* _Data supplied_
## Start

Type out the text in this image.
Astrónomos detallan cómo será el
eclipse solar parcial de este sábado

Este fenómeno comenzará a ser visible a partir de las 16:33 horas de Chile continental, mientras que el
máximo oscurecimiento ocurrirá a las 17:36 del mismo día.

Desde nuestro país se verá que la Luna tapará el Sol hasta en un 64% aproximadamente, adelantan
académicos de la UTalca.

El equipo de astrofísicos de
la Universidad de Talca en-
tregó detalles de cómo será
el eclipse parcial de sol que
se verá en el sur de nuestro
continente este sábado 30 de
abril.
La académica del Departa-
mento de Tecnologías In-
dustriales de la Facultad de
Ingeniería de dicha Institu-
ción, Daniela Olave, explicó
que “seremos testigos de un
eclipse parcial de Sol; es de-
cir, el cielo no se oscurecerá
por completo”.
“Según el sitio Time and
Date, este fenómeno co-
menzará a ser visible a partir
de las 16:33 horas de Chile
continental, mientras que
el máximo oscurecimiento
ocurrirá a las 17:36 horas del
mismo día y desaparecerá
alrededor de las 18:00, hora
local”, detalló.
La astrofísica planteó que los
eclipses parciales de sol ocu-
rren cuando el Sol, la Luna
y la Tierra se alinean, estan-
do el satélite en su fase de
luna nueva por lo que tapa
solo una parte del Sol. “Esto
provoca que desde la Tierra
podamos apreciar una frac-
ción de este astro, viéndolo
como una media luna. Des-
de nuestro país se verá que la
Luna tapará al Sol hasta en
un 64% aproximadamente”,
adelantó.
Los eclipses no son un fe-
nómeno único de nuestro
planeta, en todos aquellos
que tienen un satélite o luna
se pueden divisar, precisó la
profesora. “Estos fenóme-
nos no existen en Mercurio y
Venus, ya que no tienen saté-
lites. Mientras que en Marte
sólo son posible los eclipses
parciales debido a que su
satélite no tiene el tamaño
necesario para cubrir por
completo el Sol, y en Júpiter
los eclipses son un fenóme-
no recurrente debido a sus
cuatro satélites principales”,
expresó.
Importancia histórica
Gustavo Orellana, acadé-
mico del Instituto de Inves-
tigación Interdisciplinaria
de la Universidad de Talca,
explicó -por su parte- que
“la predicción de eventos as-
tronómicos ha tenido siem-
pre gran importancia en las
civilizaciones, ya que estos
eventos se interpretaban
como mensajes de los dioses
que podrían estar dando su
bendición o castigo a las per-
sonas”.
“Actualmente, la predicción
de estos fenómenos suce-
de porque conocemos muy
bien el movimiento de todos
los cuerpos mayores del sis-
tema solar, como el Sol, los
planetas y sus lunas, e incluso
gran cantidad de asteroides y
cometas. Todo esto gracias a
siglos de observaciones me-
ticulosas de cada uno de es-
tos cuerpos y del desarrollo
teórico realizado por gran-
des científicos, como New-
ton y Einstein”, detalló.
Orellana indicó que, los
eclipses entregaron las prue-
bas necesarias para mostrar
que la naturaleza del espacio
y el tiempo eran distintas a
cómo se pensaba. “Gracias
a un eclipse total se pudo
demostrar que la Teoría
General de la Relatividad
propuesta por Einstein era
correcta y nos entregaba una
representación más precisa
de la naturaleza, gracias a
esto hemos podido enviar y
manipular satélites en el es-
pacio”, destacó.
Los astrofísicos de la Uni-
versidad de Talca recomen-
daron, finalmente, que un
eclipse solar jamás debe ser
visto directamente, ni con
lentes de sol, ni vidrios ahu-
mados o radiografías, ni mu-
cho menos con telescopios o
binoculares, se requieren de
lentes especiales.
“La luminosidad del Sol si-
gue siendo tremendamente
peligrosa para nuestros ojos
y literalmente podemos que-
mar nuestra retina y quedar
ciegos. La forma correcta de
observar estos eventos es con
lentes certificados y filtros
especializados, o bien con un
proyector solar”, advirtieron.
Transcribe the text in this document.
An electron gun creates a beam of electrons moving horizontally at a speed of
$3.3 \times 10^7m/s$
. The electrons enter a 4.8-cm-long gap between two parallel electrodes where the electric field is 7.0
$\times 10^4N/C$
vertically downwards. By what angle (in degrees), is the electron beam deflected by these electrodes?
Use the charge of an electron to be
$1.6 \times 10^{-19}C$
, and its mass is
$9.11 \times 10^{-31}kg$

## End

Print every entry exactly as it appears.

* _Result_
Type out the text in this image.
Astrónomos detallan cómo será el
eclipse solar parcial de este sábado

Este fenómeno comenzará a ser visible a partir de las 16:33 horas de Chile continental, mientras que el
máximo oscurecimiento ocurrirá a las 17:36 del mismo día.

Desde nuestro país se verá que la Luna tapará el Sol hasta en un 64% aproximadamente, adelantan
académicos de la UTalca.

El equipo de astrofísicos de
la Universidad de Talca en-
tregó detalles de cómo será
el eclipse parcial de sol que
se verá en el sur de nuestro
continente este sábado 30 de
abril.
La académica del Departa-
mento de Tecnologías In-
dustriales de la Facultad de
Ingeniería de dicha Institu-
ción, Daniela Olave, explicó
que “seremos testigos de un
eclipse parcial de Sol; es de-
cir, el cielo no se oscurecerá
por completo”.
“Según el sitio Time and
Date, este fenómeno co-
menzará a ser visible a partir
de las 16:33 horas de Chile
continental, mientras que
el máximo oscurecimiento
ocurrirá a las 17:36 horas del
mismo día y desaparecerá
alrededor de las 18:00, hora
local”, detalló.
La astrofísica planteó que los
eclipses parciales de sol ocu-
rren cuando el Sol, la Luna
y la Tierra se alinean, estan-
do el satélite en su fase de
luna nueva por lo que tapa
solo una parte del Sol. “Esto
provoca que desde la Tierra
podamos apreciar una frac-
ción de este astro, viéndolo
como una media luna. Des-
de nuestro país se verá que la
Luna tapará al Sol hasta en
un 64% aproximadamente”,
adelantó.
Los eclipses no son un fe-
nómeno único de nuestro
planeta, en todos aquellos
que tienen un satélite o luna
se pueden divisar, precisó la
profesora. “Estos fenóme-
nos no existen en Mercurio y
Venus, ya que no tienen saté-
lites. Mientras que en Marte
sólo son posible los eclipses
parciales debido a que su
satélite no tiene el tamaño
necesario para cubrir por
completo el Sol, y en Júpiter
los eclipses son un fenóme-
no recurrente debido a sus
cuatro satélites principales”,
expresó.
Importancia histórica
Gustavo Orellana, acadé-
mico del Instituto de Inves-
tigación Interdisciplinaria
de la Universidad de Talca,
explicó -por su parte- que
“la predicción de eventos as-
tronómicos ha tenido siem-
pre gran importancia en las
civilizaciones, ya que estos
eventos se interpretaban
como mensajes de los dioses
que podrían estar dando su
bendición o castigo a las per-
sonas”.
“Actualmente, la predicción
de estos fenómenos suce-
de porque conocemos muy
bien el movimiento de todos
los cuerpos mayores del sis-
tema solar, como el Sol, los
planetas y sus lunas, e incluso
gran cantidad de asteroides y
cometas. Todo esto gracias a
siglos de observaciones me-
ticulosas de cada uno de es-
tos cuerpos y del desarrollo
teórico realizado por gran-
des científicos, como New-
ton y Einstein”, detalló.
Orellana indicó que, los
eclipses entregaron las prue-
bas necesarias para mostrar
que la naturaleza del espacio
y el tiempo eran distintas a
cómo se pensaba. “Gracias
a un eclipse total se pudo
demostrar que la Teoría
General de la Relatividad
propuesta por Einstein era
correcta y nos entregaba una
representación más precisa
de la naturaleza, gracias a
esto hemos podido enviar y
manipular satélites en el es-
pacio”, destacó.
Los astrofísicos de la Uni-
versidad de Talca recomen-
daron, finalmente, que un
eclipse solar jamás debe ser
visto directamente, ni con
lentes de sol, ni vidrios ahu-
mados o radiografías, ni mu-
cho menos con telescopios o
binoculares, se requieren de
lentes especiales.
“La luminosidad del Sol si-
gue siendo tremendamente
peligrosa para nuestros ojos
y literalmente podemos que-
mar nuestra retina y quedar
ciegos. La forma correcta de
observar estos eventos es con
lentes certificados y filtros
especializados, o bien con un
proyector solar”, advirtieron.
Transcribe the text in this document.
An electron gun creates a beam of electrons moving horizontally at a speed of
$3.3 \times 10^7m/s$
. The electrons enter a 4.8-cm-long gap between two parallel electrodes where the electric field is 7.0
$\times 10^4N/C$
vertically downwards. By what angle (in degrees), is the electron beam deflected by these electrodes?
Use the charge of an electron to be
$1.6 \times 10^{-19}C$
, and its mass is
$9.11 \times 10^{-31}kg$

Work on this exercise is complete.